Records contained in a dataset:
● ● ●
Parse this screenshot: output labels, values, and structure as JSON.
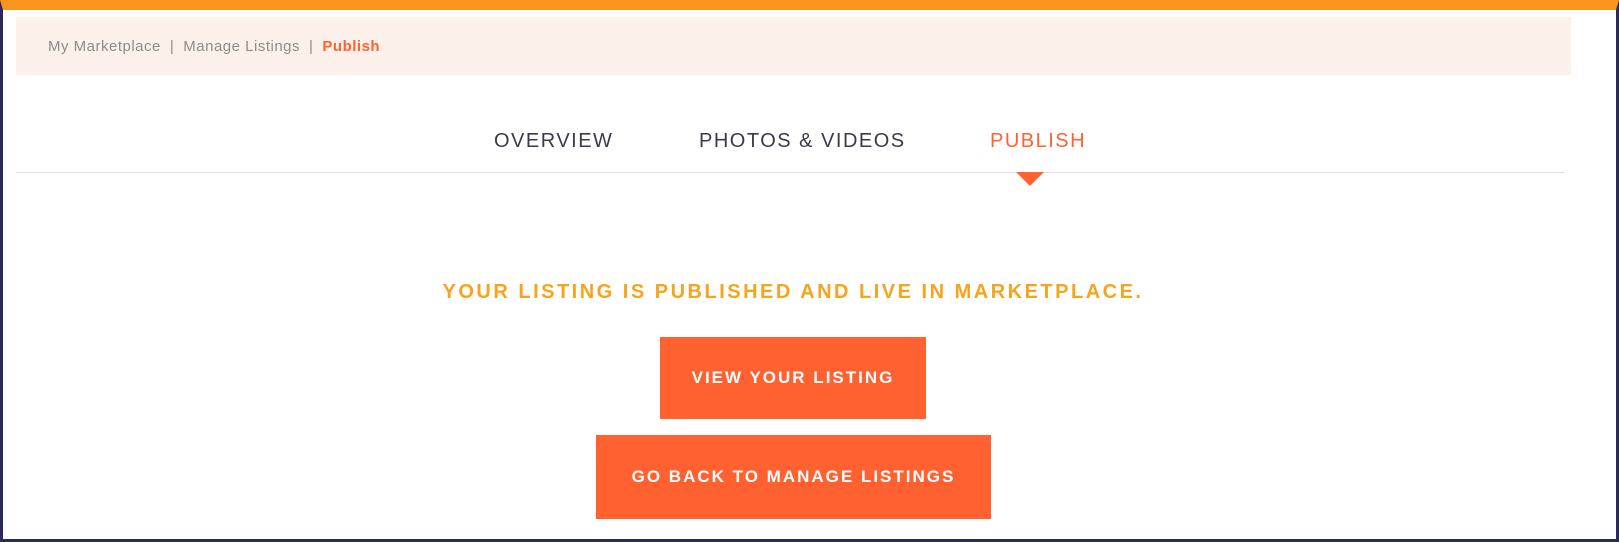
{
  "breadcrumb": {
    "items": [
      {
        "label": "My Marketplace"
      },
      {
        "label": "Manage Listings"
      },
      {
        "label": "Publish"
      }
    ],
    "separator": "|"
  },
  "tabs": [
    {
      "label": "OVERVIEW",
      "active": false
    },
    {
      "label": "PHOTOS & VIDEOS",
      "active": false
    },
    {
      "label": "PUBLISH",
      "active": true
    }
  ],
  "status": {
    "message": "YOUR LISTING IS PUBLISHED AND LIVE IN MARKETPLACE."
  },
  "actions": {
    "view_listing_label": "VIEW YOUR LISTING",
    "back_label": "GO BACK TO MANAGE LISTINGS"
  },
  "colors": {
    "accent": "#ff6131",
    "status_text": "#f6a41c",
    "top_bar": "#f79520",
    "frame": "#2b2a5a",
    "breadcrumb_bg": "#fbf1ea"
  }
}
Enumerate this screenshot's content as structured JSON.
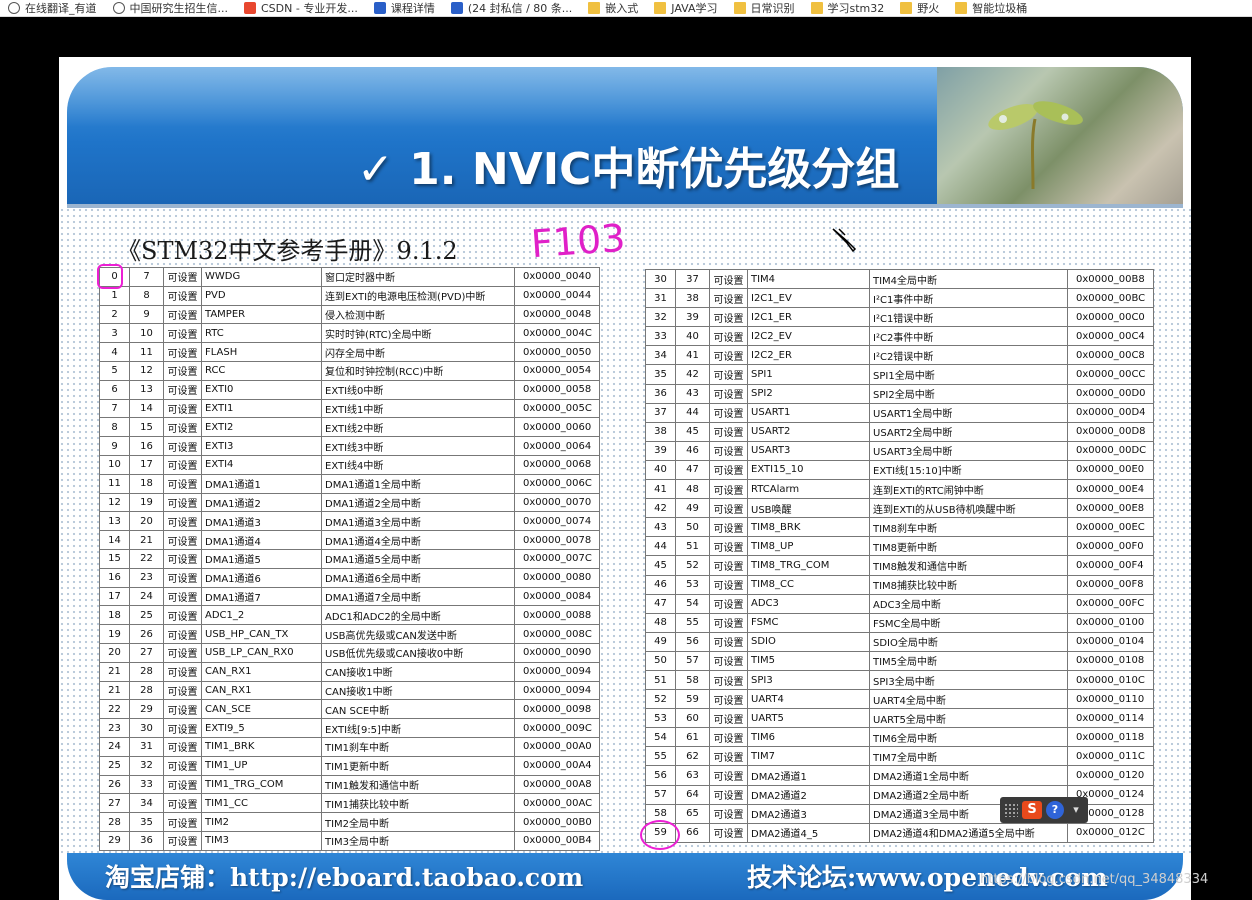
● ● ●
=== JOB ===
Return the listing above unchanged, apart from dropping its pictures.

=== CORRECT OUTPUT ===
Parse this screenshot: output labels, values, and structure as JSON.
{
  "breadcrumb": {
    "items": [
      {
        "label": "My Marketplace"
      },
      {
        "label": "Manage Listings"
      },
      {
        "label": "Publish"
      }
    ],
    "separator": "|"
  },
  "tabs": [
    {
      "label": "OVERVIEW",
      "active": false
    },
    {
      "label": "PHOTOS & VIDEOS",
      "active": false
    },
    {
      "label": "PUBLISH",
      "active": true
    }
  ],
  "status": {
    "message": "YOUR LISTING IS PUBLISHED AND LIVE IN MARKETPLACE."
  },
  "actions": {
    "view_listing_label": "VIEW YOUR LISTING",
    "back_label": "GO BACK TO MANAGE LISTINGS"
  },
  "colors": {
    "accent": "#ff6131",
    "status_text": "#f6a41c",
    "top_bar": "#f79520",
    "frame": "#2b2a5a",
    "breadcrumb_bg": "#fbf1ea"
  }
}
Enumerate this screenshot's content as structured JSON.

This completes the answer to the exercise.